- [What is expected]: Search the material for the string "JSON", then return every line where it is found.

☆ ☆ ☆ ☆ ☆ ☆ ☆

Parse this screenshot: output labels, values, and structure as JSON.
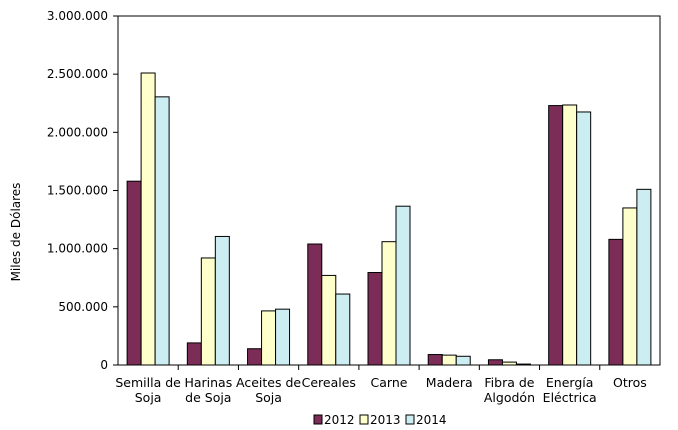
{
  "chart_data": {
    "type": "bar",
    "title": "",
    "xlabel": "",
    "ylabel": "Miles de Dólares",
    "ylim": [
      0,
      3000000
    ],
    "yticks": [
      0,
      500000,
      1000000,
      1500000,
      2000000,
      2500000,
      3000000
    ],
    "ytick_labels": [
      "0",
      "500.000",
      "1.000.000",
      "1.500.000",
      "2.000.000",
      "2.500.000",
      "3.000.000"
    ],
    "categories": [
      [
        "Semilla de",
        "Soja"
      ],
      [
        "Harinas",
        "de Soja"
      ],
      [
        "Aceites de",
        "Soja"
      ],
      [
        "Cereales"
      ],
      [
        "Carne"
      ],
      [
        "Madera"
      ],
      [
        "Fibra de",
        "Algodón"
      ],
      [
        "Energía",
        "Eléctrica"
      ],
      [
        "Otros"
      ]
    ],
    "series": [
      {
        "name": "2012",
        "color": "#7b2d57",
        "values": [
          1580000,
          190000,
          140000,
          1040000,
          795000,
          90000,
          45000,
          2230000,
          1080000
        ]
      },
      {
        "name": "2013",
        "color": "#ffffcc",
        "values": [
          2510000,
          920000,
          465000,
          770000,
          1060000,
          85000,
          25000,
          2235000,
          1350000
        ]
      },
      {
        "name": "2014",
        "color": "#cceef3",
        "values": [
          2305000,
          1105000,
          480000,
          610000,
          1365000,
          75000,
          8000,
          2175000,
          1510000
        ]
      }
    ],
    "grid": false,
    "legend_position": "bottom"
  }
}
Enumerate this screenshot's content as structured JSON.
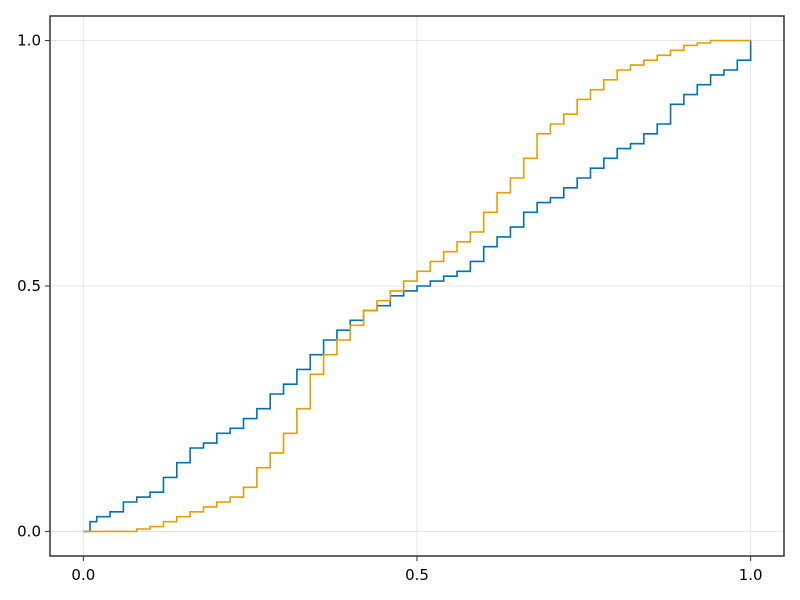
{
  "chart_data": {
    "type": "line",
    "step": true,
    "title": "",
    "xlabel": "",
    "ylabel": "",
    "xlim": [
      -0.05,
      1.05
    ],
    "ylim": [
      -0.05,
      1.05
    ],
    "grid": true,
    "legend": "none",
    "x_ticks": [
      {
        "value": 0.0,
        "label": "0.0"
      },
      {
        "value": 0.5,
        "label": "0.5"
      },
      {
        "value": 1.0,
        "label": "1.0"
      }
    ],
    "y_ticks": [
      {
        "value": 0.0,
        "label": "0.0"
      },
      {
        "value": 0.5,
        "label": "0.5"
      },
      {
        "value": 1.0,
        "label": "1.0"
      }
    ],
    "series": [
      {
        "color": "#0072b2",
        "x": [
          0.0,
          0.01,
          0.02,
          0.04,
          0.06,
          0.08,
          0.1,
          0.12,
          0.14,
          0.16,
          0.18,
          0.2,
          0.22,
          0.24,
          0.26,
          0.28,
          0.3,
          0.32,
          0.34,
          0.36,
          0.38,
          0.4,
          0.42,
          0.44,
          0.46,
          0.48,
          0.5,
          0.52,
          0.54,
          0.56,
          0.58,
          0.6,
          0.62,
          0.64,
          0.66,
          0.68,
          0.7,
          0.72,
          0.74,
          0.76,
          0.78,
          0.8,
          0.82,
          0.84,
          0.86,
          0.88,
          0.9,
          0.92,
          0.94,
          0.96,
          0.98,
          1.0
        ],
        "y": [
          0.0,
          0.02,
          0.03,
          0.04,
          0.06,
          0.07,
          0.08,
          0.11,
          0.14,
          0.17,
          0.18,
          0.2,
          0.21,
          0.23,
          0.25,
          0.28,
          0.3,
          0.33,
          0.36,
          0.39,
          0.41,
          0.43,
          0.45,
          0.46,
          0.48,
          0.49,
          0.5,
          0.51,
          0.52,
          0.53,
          0.55,
          0.58,
          0.6,
          0.62,
          0.65,
          0.67,
          0.68,
          0.7,
          0.72,
          0.74,
          0.76,
          0.78,
          0.79,
          0.81,
          0.83,
          0.87,
          0.89,
          0.91,
          0.93,
          0.94,
          0.96,
          1.0
        ]
      },
      {
        "color": "#e69f00",
        "x": [
          0.0,
          0.04,
          0.08,
          0.1,
          0.12,
          0.14,
          0.16,
          0.18,
          0.2,
          0.22,
          0.24,
          0.26,
          0.28,
          0.3,
          0.32,
          0.34,
          0.36,
          0.38,
          0.4,
          0.42,
          0.44,
          0.46,
          0.48,
          0.5,
          0.52,
          0.54,
          0.56,
          0.58,
          0.6,
          0.62,
          0.64,
          0.66,
          0.68,
          0.7,
          0.72,
          0.74,
          0.76,
          0.78,
          0.8,
          0.82,
          0.84,
          0.86,
          0.88,
          0.9,
          0.92,
          0.94,
          0.96,
          0.98,
          1.0
        ],
        "y": [
          0.0,
          0.0,
          0.005,
          0.01,
          0.02,
          0.03,
          0.04,
          0.05,
          0.06,
          0.07,
          0.09,
          0.13,
          0.16,
          0.2,
          0.25,
          0.32,
          0.36,
          0.39,
          0.42,
          0.45,
          0.47,
          0.49,
          0.51,
          0.53,
          0.55,
          0.57,
          0.59,
          0.61,
          0.65,
          0.69,
          0.72,
          0.76,
          0.81,
          0.83,
          0.85,
          0.88,
          0.9,
          0.92,
          0.94,
          0.95,
          0.96,
          0.97,
          0.98,
          0.99,
          0.995,
          1.0,
          1.0,
          1.0,
          1.0
        ]
      }
    ]
  }
}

☆ ☆ ☆ ☆ ☆ ☆ ☆

- [Correct response]:
Parse this screenshot: output labels, values, and structure as JSON.
Enumerate this screenshot's content as structured JSON.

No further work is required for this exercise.